→ DATA
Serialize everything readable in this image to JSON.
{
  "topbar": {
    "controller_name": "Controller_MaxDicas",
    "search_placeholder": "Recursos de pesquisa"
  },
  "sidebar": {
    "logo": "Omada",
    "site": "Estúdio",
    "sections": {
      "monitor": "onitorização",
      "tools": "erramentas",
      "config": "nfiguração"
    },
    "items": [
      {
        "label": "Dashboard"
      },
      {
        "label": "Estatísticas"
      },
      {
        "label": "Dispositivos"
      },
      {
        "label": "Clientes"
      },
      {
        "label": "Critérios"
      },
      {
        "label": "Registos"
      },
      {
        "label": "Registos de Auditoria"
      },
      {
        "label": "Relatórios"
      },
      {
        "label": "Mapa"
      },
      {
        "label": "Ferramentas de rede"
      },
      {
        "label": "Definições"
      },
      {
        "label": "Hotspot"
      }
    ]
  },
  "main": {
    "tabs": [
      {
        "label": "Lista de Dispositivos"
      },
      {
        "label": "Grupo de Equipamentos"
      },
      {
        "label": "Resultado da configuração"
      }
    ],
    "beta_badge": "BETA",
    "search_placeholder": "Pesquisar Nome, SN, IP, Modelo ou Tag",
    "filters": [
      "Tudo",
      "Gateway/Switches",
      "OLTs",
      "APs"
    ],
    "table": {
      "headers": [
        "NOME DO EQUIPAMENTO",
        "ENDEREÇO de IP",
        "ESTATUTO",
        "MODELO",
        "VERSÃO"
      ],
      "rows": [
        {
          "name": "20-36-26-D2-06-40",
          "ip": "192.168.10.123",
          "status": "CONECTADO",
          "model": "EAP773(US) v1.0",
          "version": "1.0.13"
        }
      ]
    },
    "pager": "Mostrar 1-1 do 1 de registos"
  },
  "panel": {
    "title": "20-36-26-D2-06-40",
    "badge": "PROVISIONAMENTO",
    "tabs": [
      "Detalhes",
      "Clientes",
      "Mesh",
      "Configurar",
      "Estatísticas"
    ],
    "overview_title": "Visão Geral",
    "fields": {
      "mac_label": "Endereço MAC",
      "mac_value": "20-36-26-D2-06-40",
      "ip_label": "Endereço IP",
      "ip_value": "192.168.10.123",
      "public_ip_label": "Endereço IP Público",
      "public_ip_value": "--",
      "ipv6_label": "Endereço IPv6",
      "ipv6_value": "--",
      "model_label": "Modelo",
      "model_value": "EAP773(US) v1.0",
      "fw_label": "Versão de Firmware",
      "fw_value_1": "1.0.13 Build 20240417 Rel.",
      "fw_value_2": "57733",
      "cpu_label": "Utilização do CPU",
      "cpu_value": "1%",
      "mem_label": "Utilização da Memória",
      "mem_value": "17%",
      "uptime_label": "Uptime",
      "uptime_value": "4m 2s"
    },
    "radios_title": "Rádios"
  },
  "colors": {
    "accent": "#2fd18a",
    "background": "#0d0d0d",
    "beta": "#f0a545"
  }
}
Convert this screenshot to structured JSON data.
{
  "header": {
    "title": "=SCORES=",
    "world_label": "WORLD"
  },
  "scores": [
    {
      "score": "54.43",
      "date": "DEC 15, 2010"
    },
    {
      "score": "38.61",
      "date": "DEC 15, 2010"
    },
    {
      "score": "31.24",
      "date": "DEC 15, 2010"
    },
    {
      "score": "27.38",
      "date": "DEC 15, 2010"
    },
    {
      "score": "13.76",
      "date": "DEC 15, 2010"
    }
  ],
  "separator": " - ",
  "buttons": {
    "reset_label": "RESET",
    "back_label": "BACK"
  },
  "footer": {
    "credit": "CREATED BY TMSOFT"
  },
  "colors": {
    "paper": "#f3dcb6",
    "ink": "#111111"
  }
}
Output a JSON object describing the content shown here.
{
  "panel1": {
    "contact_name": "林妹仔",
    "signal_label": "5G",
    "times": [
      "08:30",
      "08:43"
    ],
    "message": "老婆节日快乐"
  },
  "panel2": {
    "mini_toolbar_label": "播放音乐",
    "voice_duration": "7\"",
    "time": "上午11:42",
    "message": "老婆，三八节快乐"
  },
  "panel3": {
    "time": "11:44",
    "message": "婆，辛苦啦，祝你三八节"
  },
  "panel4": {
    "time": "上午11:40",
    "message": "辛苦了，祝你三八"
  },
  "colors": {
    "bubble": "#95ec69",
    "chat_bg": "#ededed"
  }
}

→ TASK DIRECTIONS
Return each line among the entries that holds the word "JSON".

→ RESPONSE BELOW
Serialize everything readable in this image to JSON.
Convert this screenshot to structured JSON data.
Output a JSON object describing the content shown here.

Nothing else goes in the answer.